Task item: Write the data out again so that it matches word for word.

Records supplied:
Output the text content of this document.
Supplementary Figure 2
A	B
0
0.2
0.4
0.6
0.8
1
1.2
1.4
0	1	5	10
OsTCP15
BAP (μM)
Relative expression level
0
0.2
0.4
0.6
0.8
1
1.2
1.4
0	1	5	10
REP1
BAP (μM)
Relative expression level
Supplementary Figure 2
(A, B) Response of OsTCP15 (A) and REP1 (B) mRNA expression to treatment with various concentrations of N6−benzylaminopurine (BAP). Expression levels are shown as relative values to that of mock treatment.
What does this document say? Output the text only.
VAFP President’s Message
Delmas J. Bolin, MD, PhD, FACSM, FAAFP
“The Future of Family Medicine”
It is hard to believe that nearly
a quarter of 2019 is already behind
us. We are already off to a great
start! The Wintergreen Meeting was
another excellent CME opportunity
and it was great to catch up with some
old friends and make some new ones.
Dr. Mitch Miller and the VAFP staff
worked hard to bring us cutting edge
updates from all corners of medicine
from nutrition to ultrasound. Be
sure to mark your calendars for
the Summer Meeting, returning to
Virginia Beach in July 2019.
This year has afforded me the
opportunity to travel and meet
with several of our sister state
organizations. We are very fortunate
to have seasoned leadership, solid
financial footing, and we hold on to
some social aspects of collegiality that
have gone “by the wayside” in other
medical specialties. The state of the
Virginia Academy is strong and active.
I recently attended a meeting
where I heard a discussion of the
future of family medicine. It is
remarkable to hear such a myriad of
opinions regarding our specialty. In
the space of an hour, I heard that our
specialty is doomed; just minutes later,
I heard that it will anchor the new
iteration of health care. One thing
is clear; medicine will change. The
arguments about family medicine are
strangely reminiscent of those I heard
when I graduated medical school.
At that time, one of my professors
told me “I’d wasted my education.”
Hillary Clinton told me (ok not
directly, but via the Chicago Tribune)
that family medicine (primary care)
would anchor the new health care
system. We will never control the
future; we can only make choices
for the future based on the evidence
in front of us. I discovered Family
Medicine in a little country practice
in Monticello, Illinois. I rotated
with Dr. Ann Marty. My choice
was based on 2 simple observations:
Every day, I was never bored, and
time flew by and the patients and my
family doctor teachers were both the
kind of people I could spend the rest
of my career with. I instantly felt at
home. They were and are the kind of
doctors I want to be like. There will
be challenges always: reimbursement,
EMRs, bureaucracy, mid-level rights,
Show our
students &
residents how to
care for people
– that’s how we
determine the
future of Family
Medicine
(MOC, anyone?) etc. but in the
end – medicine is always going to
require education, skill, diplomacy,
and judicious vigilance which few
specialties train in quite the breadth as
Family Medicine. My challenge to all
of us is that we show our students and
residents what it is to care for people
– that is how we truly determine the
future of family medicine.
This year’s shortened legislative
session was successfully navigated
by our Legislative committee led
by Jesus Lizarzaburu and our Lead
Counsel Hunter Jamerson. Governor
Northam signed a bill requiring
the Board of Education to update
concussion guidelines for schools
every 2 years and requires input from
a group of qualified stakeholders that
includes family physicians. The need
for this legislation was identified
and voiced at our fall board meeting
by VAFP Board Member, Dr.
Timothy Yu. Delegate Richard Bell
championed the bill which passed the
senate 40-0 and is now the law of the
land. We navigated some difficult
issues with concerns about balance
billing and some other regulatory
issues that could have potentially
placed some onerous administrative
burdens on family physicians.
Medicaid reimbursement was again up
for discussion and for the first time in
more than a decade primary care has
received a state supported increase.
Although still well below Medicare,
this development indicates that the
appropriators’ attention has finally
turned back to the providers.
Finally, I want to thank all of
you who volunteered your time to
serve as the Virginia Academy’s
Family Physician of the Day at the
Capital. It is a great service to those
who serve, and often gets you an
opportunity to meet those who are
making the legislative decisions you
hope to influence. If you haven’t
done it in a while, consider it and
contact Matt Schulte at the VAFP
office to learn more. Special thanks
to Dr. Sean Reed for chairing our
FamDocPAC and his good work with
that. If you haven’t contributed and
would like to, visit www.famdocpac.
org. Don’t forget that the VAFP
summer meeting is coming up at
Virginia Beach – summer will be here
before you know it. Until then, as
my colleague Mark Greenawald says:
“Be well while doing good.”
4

Response to the exercise:
Output the text content of this document.
Supplementary Figure 2
A	B
0
0.2
0.4
0.6
0.8
1
1.2
1.4
0	1	5	10
OsTCP15
BAP (μM)
Relative expression level
0
0.2
0.4
0.6
0.8
1
1.2
1.4
0	1	5	10
REP1
BAP (μM)
Relative expression level
Supplementary Figure 2
(A, B) Response of OsTCP15 (A) and REP1 (B) mRNA expression to treatment with various concentrations of N6−benzylaminopurine (BAP). Expression levels are shown as relative values to that of mock treatment.
What does this document say? Output the text only.
VAFP President’s Message
Delmas J. Bolin, MD, PhD, FACSM, FAAFP
“The Future of Family Medicine”
It is hard to believe that nearly
a quarter of 2019 is already behind
us. We are already off to a great
start! The Wintergreen Meeting was
another excellent CME opportunity
and it was great to catch up with some
old friends and make some new ones.
Dr. Mitch Miller and the VAFP staff
worked hard to bring us cutting edge
updates from all corners of medicine
from nutrition to ultrasound. Be
sure to mark your calendars for
the Summer Meeting, returning to
Virginia Beach in July 2019.
This year has afforded me the
opportunity to travel and meet
with several of our sister state
organizations. We are very fortunate
to have seasoned leadership, solid
financial footing, and we hold on to
some social aspects of collegiality that
have gone “by the wayside” in other
medical specialties. The state of the
Virginia Academy is strong and active.
I recently attended a meeting
where I heard a discussion of the
future of family medicine. It is
remarkable to hear such a myriad of
opinions regarding our specialty. In
the space of an hour, I heard that our
specialty is doomed; just minutes later,
I heard that it will anchor the new
iteration of health care. One thing
is clear; medicine will change. The
arguments about family medicine are
strangely reminiscent of those I heard
when I graduated medical school.
At that time, one of my professors
told me “I’d wasted my education.”
Hillary Clinton told me (ok not
directly, but via the Chicago Tribune)
that family medicine (primary care)
would anchor the new health care
system. We will never control the
future; we can only make choices
for the future based on the evidence
in front of us. I discovered Family
Medicine in a little country practice
in Monticello, Illinois. I rotated
with Dr. Ann Marty. My choice
was based on 2 simple observations:
Every day, I was never bored, and
time flew by and the patients and my
family doctor teachers were both the
kind of people I could spend the rest
of my career with. I instantly felt at
home. They were and are the kind of
doctors I want to be like. There will
be challenges always: reimbursement,
EMRs, bureaucracy, mid-level rights,
Show our
students &
residents how to
care for people
– that’s how we
determine the
future of Family
Medicine
(MOC, anyone?) etc. but in the
end – medicine is always going to
require education, skill, diplomacy,
and judicious vigilance which few
specialties train in quite the breadth as
Family Medicine. My challenge to all
of us is that we show our students and
residents what it is to care for people
– that is how we truly determine the
future of family medicine.
This year’s shortened legislative
session was successfully navigated
by our Legislative committee led
by Jesus Lizarzaburu and our Lead
Counsel Hunter Jamerson. Governor
Northam signed a bill requiring
the Board of Education to update
concussion guidelines for schools
every 2 years and requires input from
a group of qualified stakeholders that
includes family physicians. The need
for this legislation was identified
and voiced at our fall board meeting
by VAFP Board Member, Dr.
Timothy Yu. Delegate Richard Bell
championed the bill which passed the
senate 40-0 and is now the law of the
land. We navigated some difficult
issues with concerns about balance
billing and some other regulatory
issues that could have potentially
placed some onerous administrative
burdens on family physicians.
Medicaid reimbursement was again up
for discussion and for the first time in
more than a decade primary care has
received a state supported increase.
Although still well below Medicare,
this development indicates that the
appropriators’ attention has finally
turned back to the providers.
Finally, I want to thank all of
you who volunteered your time to
serve as the Virginia Academy’s
Family Physician of the Day at the
Capital. It is a great service to those
who serve, and often gets you an
opportunity to meet those who are
making the legislative decisions you
hope to influence. If you haven’t
done it in a while, consider it and
contact Matt Schulte at the VAFP
office to learn more. Special thanks
to Dr. Sean Reed for chairing our
FamDocPAC and his good work with
that. If you haven’t contributed and
would like to, visit www.famdocpac.
org. Don’t forget that the VAFP
summer meeting is coming up at
Virginia Beach – summer will be here
before you know it. Until then, as
my colleague Mark Greenawald says:
“Be well while doing good.”
4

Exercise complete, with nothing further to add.